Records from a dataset
- - -
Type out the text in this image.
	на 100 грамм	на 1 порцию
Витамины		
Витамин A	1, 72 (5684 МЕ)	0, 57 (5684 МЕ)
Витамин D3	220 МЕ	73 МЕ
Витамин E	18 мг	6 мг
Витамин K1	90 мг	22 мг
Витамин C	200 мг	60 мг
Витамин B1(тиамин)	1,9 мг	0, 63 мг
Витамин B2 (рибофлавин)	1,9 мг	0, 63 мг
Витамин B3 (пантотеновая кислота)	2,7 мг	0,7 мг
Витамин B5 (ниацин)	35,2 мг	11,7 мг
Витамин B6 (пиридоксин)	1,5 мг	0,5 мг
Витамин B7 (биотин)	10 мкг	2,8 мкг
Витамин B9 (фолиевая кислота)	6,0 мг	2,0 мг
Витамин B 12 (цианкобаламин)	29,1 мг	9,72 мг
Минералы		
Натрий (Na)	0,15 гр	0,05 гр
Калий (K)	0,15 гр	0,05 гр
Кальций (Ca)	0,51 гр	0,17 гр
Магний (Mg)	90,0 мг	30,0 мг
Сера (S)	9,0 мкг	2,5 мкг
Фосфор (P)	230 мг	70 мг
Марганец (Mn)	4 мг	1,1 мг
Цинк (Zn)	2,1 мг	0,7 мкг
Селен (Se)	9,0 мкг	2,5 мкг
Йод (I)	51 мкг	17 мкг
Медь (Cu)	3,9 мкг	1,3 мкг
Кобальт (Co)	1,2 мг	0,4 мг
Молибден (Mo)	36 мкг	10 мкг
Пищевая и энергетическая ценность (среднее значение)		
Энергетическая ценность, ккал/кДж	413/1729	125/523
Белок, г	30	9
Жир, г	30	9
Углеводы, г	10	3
- - -
| Directions for this task |
Make an exact copy of the data above.

| Written solution |
Type out the text in this image.
	на 100 грамм	на 1 порцию
Витамины		
Витамин A	1, 72 (5684 МЕ)	0, 57 (5684 МЕ)
Витамин D3	220 МЕ	73 МЕ
Витамин E	18 мг	6 мг
Витамин K1	90 мг	22 мг
Витамин C	200 мг	60 мг
Витамин B1(тиамин)	1,9 мг	0, 63 мг
Витамин B2 (рибофлавин)	1,9 мг	0, 63 мг
Витамин B3 (пантотеновая кислота)	2,7 мг	0,7 мг
Витамин B5 (ниацин)	35,2 мг	11,7 мг
Витамин B6 (пиридоксин)	1,5 мг	0,5 мг
Витамин B7 (биотин)	10 мкг	2,8 мкг
Витамин B9 (фолиевая кислота)	6,0 мг	2,0 мг
Витамин B 12 (цианкобаламин)	29,1 мг	9,72 мг
Минералы		
Натрий (Na)	0,15 гр	0,05 гр
Калий (K)	0,15 гр	0,05 гр
Кальций (Ca)	0,51 гр	0,17 гр
Магний (Mg)	90,0 мг	30,0 мг
Сера (S)	9,0 мкг	2,5 мкг
Фосфор (P)	230 мг	70 мг
Марганец (Mn)	4 мг	1,1 мг
Цинк (Zn)	2,1 мг	0,7 мкг
Селен (Se)	9,0 мкг	2,5 мкг
Йод (I)	51 мкг	17 мкг
Медь (Cu)	3,9 мкг	1,3 мкг
Кобальт (Co)	1,2 мг	0,4 мг
Молибден (Mo)	36 мкг	10 мкг
Пищевая и энергетическая ценность (среднее значение)		
Энергетическая ценность, ккал/кДж	413/1729	125/523
Белок, г	30	9
Жир, г	30	9
Углеводы, г	10	3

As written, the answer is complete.